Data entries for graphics
begin

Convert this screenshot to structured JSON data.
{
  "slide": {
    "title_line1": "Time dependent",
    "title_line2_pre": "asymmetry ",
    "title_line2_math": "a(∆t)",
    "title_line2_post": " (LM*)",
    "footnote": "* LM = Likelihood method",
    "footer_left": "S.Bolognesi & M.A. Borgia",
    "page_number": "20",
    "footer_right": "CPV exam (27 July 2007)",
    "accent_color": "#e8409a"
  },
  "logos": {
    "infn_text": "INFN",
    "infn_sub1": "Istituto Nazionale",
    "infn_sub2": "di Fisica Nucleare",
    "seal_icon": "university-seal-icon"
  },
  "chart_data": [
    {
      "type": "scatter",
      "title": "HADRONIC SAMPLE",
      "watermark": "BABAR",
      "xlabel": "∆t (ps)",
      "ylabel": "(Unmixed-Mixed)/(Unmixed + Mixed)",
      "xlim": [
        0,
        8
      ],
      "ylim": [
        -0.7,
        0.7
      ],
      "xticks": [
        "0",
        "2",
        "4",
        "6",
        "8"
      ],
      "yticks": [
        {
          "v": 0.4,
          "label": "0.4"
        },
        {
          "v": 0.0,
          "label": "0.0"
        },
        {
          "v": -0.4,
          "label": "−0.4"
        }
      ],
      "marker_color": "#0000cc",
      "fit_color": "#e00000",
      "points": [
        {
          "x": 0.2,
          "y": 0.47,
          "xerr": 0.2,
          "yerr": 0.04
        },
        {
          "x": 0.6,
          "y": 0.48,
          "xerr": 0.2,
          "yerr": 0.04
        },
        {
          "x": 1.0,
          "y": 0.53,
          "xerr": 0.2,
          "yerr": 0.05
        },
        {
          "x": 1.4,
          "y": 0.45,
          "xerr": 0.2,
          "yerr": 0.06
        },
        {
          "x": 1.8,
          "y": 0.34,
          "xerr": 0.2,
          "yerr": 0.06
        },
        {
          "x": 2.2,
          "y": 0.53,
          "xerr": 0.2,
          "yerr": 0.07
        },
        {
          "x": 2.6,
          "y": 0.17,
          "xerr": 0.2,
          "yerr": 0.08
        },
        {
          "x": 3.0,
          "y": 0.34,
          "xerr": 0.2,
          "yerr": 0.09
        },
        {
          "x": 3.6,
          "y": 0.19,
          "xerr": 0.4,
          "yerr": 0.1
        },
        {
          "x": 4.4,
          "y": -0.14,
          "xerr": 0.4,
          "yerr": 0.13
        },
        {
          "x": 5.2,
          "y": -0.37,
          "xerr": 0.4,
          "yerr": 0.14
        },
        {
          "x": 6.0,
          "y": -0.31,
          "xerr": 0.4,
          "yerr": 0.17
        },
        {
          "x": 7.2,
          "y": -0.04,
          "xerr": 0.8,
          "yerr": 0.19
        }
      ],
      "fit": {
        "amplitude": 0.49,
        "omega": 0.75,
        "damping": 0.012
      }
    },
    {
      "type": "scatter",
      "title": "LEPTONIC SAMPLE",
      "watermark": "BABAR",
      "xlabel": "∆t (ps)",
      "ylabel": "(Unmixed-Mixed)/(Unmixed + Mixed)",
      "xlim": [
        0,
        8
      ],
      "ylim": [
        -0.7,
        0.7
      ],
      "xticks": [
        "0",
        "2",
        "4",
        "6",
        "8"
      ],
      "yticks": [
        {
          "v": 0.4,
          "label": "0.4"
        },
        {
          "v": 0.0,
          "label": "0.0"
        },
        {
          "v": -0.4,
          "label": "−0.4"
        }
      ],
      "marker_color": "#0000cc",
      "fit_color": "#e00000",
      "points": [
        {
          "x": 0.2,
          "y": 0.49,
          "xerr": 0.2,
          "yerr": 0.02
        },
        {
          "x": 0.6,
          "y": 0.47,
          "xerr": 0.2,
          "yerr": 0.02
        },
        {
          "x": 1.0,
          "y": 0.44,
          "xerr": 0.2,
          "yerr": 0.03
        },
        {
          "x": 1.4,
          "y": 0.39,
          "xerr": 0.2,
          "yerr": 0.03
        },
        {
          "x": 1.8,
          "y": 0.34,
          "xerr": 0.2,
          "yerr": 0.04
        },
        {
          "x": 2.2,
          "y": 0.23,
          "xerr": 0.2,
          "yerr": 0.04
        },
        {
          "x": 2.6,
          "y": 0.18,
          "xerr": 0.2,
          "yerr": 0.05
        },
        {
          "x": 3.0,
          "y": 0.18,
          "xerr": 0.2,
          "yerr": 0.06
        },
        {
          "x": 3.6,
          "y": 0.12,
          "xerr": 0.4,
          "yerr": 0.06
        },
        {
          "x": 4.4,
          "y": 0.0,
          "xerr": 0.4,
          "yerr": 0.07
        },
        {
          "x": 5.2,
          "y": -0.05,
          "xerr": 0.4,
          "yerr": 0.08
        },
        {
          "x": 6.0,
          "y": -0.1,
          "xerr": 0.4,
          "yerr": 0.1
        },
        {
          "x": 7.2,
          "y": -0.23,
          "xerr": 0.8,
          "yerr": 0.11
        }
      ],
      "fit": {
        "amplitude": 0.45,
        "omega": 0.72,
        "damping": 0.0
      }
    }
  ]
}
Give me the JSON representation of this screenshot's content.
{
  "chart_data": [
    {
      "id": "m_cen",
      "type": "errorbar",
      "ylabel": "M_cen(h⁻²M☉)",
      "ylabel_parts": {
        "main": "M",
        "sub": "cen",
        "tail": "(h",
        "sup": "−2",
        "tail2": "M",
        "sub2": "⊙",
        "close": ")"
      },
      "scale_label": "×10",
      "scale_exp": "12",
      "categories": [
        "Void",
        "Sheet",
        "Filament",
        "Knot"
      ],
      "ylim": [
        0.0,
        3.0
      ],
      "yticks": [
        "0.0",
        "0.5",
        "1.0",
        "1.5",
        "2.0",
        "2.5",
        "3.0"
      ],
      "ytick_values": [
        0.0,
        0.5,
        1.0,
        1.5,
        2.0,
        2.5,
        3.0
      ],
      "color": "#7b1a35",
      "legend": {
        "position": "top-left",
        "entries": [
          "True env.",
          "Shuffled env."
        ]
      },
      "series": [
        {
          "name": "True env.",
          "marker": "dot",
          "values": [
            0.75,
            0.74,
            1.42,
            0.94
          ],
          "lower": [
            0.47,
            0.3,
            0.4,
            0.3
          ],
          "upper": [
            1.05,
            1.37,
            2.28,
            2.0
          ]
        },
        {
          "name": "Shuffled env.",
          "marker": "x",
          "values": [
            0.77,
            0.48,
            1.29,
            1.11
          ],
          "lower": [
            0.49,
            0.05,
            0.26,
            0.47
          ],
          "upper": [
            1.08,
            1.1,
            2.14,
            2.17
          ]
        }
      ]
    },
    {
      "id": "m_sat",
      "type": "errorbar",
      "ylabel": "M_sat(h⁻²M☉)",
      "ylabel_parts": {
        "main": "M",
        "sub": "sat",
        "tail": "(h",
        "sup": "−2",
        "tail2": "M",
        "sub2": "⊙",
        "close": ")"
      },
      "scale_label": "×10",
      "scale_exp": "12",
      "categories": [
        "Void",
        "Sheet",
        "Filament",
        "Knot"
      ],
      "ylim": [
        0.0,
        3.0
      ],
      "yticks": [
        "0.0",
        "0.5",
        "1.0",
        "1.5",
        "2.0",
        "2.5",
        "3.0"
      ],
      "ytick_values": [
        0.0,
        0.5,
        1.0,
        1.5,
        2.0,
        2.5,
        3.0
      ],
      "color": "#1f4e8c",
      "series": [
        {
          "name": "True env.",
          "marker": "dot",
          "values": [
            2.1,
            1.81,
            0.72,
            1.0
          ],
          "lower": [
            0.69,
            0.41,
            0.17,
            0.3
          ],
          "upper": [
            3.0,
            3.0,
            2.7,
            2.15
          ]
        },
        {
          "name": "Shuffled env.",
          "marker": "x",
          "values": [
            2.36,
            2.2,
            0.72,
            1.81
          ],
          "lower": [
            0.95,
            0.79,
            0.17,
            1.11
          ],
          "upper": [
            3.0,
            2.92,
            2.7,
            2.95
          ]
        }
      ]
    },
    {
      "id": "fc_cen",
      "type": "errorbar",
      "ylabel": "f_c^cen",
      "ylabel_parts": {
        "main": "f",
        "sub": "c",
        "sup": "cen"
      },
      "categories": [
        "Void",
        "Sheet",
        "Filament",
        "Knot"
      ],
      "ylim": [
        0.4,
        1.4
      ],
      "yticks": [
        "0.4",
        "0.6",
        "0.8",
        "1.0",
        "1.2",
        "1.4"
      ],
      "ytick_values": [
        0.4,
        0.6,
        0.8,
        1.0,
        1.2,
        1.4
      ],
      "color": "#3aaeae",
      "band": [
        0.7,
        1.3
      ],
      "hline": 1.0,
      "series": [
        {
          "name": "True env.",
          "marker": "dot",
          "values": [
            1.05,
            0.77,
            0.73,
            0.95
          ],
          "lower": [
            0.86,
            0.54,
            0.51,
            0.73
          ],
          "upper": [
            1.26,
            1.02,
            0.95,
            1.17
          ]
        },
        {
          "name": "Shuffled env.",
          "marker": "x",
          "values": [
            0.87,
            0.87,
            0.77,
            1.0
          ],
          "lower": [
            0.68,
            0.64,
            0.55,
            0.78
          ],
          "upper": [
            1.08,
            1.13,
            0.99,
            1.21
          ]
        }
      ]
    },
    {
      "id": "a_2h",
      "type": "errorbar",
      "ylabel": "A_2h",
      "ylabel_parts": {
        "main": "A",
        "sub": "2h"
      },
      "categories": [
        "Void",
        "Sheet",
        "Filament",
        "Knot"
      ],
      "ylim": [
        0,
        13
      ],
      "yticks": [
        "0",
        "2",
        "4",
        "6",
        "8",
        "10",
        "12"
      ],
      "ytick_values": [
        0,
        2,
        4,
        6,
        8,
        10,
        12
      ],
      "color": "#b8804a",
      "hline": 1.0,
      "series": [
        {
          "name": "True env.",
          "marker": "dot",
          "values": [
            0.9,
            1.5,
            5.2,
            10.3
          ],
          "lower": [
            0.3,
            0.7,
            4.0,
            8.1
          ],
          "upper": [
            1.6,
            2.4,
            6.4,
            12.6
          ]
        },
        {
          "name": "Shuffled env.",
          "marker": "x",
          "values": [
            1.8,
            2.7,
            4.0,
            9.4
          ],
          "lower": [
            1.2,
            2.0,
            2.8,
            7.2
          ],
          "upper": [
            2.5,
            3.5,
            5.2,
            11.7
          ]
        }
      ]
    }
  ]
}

end

> _EXERCISE DETAILS_: In the entries above, find each line with the word "JSON" and show it.

> _RESPONSE TO THIS TASK_:
Convert this screenshot to structured JSON data.
Give me the JSON representation of this screenshot's content.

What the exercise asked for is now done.